■ **Required work**
Reproduce, word for word, every line starting at the line that contains "Output the text content of this document." and ending with the final line of the entries.

-----

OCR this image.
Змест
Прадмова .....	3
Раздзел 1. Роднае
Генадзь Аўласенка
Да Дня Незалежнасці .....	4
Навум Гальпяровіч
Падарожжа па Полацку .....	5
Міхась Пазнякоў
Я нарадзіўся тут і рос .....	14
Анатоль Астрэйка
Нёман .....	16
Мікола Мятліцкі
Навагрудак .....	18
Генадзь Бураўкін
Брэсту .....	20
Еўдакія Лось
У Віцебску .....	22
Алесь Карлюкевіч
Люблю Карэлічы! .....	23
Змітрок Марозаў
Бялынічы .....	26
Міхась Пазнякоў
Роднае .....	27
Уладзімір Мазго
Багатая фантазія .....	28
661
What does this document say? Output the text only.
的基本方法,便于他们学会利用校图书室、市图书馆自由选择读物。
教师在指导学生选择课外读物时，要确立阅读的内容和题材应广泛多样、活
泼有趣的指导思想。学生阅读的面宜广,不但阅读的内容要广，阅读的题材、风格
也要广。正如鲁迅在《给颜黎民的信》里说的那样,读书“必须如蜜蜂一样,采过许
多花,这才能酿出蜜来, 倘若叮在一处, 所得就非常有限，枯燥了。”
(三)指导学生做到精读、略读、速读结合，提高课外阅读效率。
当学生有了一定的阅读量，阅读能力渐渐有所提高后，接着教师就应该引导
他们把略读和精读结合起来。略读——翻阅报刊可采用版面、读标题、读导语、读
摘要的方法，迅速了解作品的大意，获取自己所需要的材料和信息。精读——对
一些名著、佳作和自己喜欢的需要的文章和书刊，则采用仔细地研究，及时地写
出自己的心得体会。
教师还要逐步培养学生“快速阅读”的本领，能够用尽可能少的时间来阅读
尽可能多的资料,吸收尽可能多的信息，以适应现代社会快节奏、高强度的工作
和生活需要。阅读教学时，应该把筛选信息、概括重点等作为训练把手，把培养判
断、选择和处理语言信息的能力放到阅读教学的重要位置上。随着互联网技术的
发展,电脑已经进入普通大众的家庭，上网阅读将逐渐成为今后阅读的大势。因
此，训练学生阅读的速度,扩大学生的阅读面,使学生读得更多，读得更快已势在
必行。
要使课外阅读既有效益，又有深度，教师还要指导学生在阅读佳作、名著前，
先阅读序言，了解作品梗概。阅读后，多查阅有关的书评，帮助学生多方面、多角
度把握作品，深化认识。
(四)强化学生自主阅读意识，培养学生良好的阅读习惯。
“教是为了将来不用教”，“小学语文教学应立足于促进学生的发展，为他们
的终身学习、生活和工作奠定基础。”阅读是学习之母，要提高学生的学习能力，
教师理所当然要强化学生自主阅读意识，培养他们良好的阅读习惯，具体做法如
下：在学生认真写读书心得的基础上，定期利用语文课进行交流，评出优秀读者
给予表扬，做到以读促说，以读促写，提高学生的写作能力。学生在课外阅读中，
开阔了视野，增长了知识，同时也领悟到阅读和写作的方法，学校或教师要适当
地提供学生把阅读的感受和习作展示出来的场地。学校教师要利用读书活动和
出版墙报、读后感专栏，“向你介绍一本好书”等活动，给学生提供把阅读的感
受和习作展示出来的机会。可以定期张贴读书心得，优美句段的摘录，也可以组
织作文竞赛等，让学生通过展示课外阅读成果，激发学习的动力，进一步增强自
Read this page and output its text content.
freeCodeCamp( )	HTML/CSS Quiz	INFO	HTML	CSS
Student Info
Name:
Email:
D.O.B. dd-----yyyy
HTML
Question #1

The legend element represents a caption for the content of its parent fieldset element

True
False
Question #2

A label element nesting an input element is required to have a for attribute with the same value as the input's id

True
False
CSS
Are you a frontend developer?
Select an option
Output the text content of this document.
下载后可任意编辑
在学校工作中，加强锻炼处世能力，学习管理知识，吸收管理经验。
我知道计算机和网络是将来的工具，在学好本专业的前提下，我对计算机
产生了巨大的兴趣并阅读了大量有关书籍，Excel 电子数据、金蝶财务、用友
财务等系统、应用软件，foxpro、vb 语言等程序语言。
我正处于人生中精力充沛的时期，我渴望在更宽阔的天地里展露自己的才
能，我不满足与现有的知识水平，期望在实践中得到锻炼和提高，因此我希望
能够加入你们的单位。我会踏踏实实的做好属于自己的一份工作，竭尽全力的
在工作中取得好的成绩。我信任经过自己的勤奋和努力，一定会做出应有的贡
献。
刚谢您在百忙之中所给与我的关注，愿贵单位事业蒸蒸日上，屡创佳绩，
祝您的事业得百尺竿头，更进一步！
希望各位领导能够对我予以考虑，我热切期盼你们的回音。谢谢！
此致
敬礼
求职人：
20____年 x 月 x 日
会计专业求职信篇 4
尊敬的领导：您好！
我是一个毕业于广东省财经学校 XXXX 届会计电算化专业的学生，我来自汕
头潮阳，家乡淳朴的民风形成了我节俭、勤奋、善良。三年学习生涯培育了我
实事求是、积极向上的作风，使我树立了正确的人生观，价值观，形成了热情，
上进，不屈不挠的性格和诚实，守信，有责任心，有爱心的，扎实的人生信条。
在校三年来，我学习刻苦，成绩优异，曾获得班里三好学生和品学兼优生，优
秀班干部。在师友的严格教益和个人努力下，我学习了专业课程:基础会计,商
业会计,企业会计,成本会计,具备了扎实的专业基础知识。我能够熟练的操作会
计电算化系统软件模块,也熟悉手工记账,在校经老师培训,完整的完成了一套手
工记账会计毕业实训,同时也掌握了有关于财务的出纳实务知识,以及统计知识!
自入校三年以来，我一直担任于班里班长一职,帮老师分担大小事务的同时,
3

-----

■ **Solved problem**
Output the text content of this document.
下载后可任意编辑
在学校工作中，加强锻炼处世能力，学习管理知识，吸收管理经验。
我知道计算机和网络是将来的工具，在学好本专业的前提下，我对计算机
产生了巨大的兴趣并阅读了大量有关书籍，Excel 电子数据、金蝶财务、用友
财务等系统、应用软件，foxpro、vb 语言等程序语言。
我正处于人生中精力充沛的时期，我渴望在更宽阔的天地里展露自己的才
能，我不满足与现有的知识水平，期望在实践中得到锻炼和提高，因此我希望
能够加入你们的单位。我会踏踏实实的做好属于自己的一份工作，竭尽全力的
在工作中取得好的成绩。我信任经过自己的勤奋和努力，一定会做出应有的贡
献。
刚谢您在百忙之中所给与我的关注，愿贵单位事业蒸蒸日上，屡创佳绩，
祝您的事业得百尺竿头，更进一步！
希望各位领导能够对我予以考虑，我热切期盼你们的回音。谢谢！
此致
敬礼
求职人：
20____年 x 月 x 日
会计专业求职信篇 4
尊敬的领导：您好！
我是一个毕业于广东省财经学校 XXXX 届会计电算化专业的学生，我来自汕
头潮阳，家乡淳朴的民风形成了我节俭、勤奋、善良。三年学习生涯培育了我
实事求是、积极向上的作风，使我树立了正确的人生观，价值观，形成了热情，
上进，不屈不挠的性格和诚实，守信，有责任心，有爱心的，扎实的人生信条。
在校三年来，我学习刻苦，成绩优异，曾获得班里三好学生和品学兼优生，优
秀班干部。在师友的严格教益和个人努力下，我学习了专业课程:基础会计,商
业会计,企业会计,成本会计,具备了扎实的专业基础知识。我能够熟练的操作会
计电算化系统软件模块,也熟悉手工记账,在校经老师培训,完整的完成了一套手
工记账会计毕业实训,同时也掌握了有关于财务的出纳实务知识,以及统计知识!
自入校三年以来，我一直担任于班里班长一职,帮老师分担大小事务的同时,
3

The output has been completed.